## Dokumentauszug
((
Direkt zum Inhalt

Marketing und Design


Wenn man Design als planvolle Gestaltung serieller Artefakte mit starkem ästhetischem Bezug und deutlicher Wahrnehmungsorientierung betrachtet, dann wird bereits durch diese Umschreibung die Einbettung in unternehmerische Handlungsweisen deutlich: Unternehmen decken Fremdbedarfe (Ansprüche anderer), das Marketing entdeckt Fremdbedarfe, und das Design hilft bei der Gestaltung der Fremdbedarfsmittel. Daraus ergibt sich der enge Arbeitszusammenhang zwischen Marketing und Design.


Die Marketing-Perspektive

Marketing – ein in den USA geprägter Begriff – kann als eine Sozialtechnik aufgefaßt werden. Es befaßt sich mit der Beeinflussung von Partnern, zum Beispiel von Kunden oder Lieferanten. Sie gelingt um so besser, je mehr man auf deren Ansprüche eingeht. Im Marketing mischen sich somit egoistische mit altruistischen Bezügen.

Entwickelt wurde Marketing als Maßnahme von Unternehmen, den Absatz ihrer Produkte oder die Akzeptanz ihrer Dienstleistungen zu steigern. Inzwischen wurde diese Sozialtechnik erweitert und nicht nur auf die Beschaffung, sondern auch auf unternehmensferne Bereiche übertragen. So gibt es ein Kulturmarketing, ein Stadtmarketing, ein Kirchenmarketing und andere mehr.
))
[Gespeicherte Dateneinträge]
((
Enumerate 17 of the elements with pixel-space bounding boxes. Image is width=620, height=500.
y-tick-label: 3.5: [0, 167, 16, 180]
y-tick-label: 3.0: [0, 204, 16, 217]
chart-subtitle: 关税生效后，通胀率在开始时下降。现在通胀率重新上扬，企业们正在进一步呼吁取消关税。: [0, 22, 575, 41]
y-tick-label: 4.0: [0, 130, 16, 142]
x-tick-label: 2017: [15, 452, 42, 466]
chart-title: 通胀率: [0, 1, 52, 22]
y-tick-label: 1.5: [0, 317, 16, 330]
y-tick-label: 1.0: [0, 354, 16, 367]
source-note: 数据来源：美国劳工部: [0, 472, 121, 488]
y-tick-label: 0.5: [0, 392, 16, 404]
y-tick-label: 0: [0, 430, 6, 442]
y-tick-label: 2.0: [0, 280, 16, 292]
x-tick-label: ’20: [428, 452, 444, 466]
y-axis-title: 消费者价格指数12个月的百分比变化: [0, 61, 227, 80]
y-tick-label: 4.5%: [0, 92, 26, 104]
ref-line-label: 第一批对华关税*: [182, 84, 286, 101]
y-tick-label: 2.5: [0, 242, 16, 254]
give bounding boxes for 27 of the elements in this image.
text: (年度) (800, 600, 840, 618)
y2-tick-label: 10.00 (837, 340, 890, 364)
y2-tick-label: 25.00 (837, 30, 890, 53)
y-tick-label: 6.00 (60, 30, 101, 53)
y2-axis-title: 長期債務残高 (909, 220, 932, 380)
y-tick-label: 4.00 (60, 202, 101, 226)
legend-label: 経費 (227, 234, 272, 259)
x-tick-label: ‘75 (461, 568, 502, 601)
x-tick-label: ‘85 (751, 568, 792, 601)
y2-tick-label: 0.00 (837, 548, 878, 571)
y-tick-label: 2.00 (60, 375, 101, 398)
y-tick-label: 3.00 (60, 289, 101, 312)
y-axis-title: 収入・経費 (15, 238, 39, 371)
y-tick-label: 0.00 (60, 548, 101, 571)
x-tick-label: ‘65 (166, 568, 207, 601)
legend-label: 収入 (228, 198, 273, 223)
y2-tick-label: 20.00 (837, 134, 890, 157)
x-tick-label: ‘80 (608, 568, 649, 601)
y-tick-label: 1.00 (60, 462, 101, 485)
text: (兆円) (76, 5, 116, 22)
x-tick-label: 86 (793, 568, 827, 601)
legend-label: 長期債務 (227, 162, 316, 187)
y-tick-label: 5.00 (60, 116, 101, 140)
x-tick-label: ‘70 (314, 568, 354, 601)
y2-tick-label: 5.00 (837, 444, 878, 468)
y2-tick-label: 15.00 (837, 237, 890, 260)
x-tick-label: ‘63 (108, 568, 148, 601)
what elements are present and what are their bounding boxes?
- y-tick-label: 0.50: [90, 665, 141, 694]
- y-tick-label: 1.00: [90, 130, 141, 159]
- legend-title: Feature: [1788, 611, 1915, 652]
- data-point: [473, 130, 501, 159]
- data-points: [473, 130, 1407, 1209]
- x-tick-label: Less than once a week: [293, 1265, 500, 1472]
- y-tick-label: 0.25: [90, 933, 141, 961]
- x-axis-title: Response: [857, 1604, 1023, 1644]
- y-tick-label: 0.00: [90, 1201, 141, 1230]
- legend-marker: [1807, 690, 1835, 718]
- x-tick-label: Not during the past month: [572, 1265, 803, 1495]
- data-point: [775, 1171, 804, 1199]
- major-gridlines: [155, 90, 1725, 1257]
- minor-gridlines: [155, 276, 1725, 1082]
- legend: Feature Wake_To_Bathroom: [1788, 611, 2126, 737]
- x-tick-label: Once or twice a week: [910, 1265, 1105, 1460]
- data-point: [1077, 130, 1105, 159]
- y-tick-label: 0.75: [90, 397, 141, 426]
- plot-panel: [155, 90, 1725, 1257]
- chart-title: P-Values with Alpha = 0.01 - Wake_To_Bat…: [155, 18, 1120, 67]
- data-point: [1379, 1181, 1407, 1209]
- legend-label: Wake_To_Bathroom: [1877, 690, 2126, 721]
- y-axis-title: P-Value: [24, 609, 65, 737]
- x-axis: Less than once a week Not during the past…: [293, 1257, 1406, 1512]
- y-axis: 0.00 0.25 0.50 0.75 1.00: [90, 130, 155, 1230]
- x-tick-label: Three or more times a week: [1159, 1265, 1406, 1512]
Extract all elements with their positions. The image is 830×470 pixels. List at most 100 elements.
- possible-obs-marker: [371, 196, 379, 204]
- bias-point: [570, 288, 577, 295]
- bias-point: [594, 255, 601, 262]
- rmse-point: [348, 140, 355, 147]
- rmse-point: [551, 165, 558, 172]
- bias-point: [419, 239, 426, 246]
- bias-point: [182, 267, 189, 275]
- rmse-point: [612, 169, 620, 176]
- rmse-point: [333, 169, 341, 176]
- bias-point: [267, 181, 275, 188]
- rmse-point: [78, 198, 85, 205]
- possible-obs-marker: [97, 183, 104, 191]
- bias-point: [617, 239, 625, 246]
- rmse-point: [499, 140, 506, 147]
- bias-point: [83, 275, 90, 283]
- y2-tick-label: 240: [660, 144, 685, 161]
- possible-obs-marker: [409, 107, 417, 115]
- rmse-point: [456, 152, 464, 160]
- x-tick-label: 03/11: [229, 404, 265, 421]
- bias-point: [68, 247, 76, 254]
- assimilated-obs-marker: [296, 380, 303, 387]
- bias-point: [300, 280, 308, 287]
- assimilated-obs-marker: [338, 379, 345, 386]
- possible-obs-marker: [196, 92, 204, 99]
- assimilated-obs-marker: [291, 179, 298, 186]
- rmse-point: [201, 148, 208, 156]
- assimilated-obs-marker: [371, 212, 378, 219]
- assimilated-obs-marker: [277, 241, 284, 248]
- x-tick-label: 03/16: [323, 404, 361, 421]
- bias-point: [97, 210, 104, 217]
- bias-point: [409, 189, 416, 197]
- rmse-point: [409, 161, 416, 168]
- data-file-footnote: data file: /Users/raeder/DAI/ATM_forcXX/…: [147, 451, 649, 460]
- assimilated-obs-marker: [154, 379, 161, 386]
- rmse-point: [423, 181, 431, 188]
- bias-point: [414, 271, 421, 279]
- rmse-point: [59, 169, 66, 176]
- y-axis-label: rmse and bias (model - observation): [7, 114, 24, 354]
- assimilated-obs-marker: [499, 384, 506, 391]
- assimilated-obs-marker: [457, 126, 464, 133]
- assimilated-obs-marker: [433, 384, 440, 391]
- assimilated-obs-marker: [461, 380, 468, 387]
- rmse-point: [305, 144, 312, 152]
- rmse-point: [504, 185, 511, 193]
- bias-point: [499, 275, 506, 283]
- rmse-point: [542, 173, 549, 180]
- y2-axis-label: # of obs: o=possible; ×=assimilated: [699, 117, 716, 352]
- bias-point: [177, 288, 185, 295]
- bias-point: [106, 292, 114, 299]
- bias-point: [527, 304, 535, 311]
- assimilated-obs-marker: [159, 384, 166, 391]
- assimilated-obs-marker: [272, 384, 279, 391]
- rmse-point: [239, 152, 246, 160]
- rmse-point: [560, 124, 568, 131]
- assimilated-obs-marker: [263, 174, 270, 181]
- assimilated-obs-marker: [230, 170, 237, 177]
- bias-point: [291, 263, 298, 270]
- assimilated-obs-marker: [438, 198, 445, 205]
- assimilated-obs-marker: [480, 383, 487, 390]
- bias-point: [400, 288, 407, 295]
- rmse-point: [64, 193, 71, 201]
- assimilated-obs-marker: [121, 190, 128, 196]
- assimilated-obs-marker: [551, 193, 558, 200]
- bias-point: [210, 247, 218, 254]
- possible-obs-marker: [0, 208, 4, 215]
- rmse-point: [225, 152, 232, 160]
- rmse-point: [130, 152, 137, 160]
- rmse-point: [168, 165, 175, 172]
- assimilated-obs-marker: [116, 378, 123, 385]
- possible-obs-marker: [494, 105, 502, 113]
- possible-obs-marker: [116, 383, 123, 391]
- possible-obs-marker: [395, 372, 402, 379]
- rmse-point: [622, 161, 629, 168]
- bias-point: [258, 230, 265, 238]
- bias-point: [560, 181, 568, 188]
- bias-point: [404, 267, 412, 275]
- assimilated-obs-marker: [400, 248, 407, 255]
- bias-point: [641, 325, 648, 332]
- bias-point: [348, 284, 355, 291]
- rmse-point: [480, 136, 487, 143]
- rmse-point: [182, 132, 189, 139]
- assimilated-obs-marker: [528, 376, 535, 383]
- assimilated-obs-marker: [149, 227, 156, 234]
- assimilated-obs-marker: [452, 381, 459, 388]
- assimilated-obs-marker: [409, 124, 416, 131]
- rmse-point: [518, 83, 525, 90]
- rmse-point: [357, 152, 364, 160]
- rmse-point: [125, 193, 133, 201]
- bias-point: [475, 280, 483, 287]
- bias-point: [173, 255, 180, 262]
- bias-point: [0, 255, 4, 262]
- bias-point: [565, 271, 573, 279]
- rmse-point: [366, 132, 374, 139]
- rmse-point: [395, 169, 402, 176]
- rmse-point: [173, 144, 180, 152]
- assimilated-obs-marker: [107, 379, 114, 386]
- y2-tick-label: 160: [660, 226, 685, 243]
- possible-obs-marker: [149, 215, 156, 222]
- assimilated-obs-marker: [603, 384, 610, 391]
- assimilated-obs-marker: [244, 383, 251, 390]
))
## Gestellte Aufgabe A
Übernimm bitte aus dem Text über Marketing und Design wortgetreu alles von „Marketing – ein“ bis hinunter zu „und andere mehr.“.
## Gestellte Aufgabe B
Stimmen die folgenden Aussagen mit dem Text über Marketing und Design überein? Beantworte jede mit Ja oder Nein und zitiere wörtlich die Worte des Textes, die den Ausschlag geben.
(i) Der Begriff Marketing wurde in den USA geprägt.
(ii) Marketing wurde ursprünglich für Kirchen entwickelt.
(iii) Es ist das Design, das Fremdbedarfe entdeckt.

## Richtiges Ergebnis A
Marketing – ein in den USA geprägter Begriff – kann als eine Sozialtechnik aufgefaßt werden. Es befaßt sich mit der Beeinflussung von Partnern, zum Beispiel von Kunden oder Lieferanten. Sie gelingt um so besser, je mehr man auf deren Ansprüche eingeht. Im Marketing mischen sich somit egoistische mit altruistischen Bezügen.

Entwickelt wurde Marketing als Maßnahme von Unternehmen, den Absatz ihrer Produkte oder die Akzeptanz ihrer Dienstleistungen zu steigern. Inzwischen wurde diese Sozialtechnik erweitert und nicht nur auf die Beschaffung, sondern auch auf unternehmensferne Bereiche übertragen. So gibt es ein Kulturmarketing, ein Stadtmarketing, ein Kirchenmarketing und andere mehr.

## Richtiges Ergebnis B
(i) Ja: „Marketing – ein in den USA geprägter Begriff –“
(ii) Nein: „Entwickelt wurde Marketing als Maßnahme von Unternehmen, den Absatz ihrer Produkte oder die Akzeptanz ihrer Dienstleistungen zu steigern.“
(iii) Nein: „das Marketing entdeckt Fremdbedarfe, und das Design hilft bei der Gestaltung der Fremdbedarfsmittel“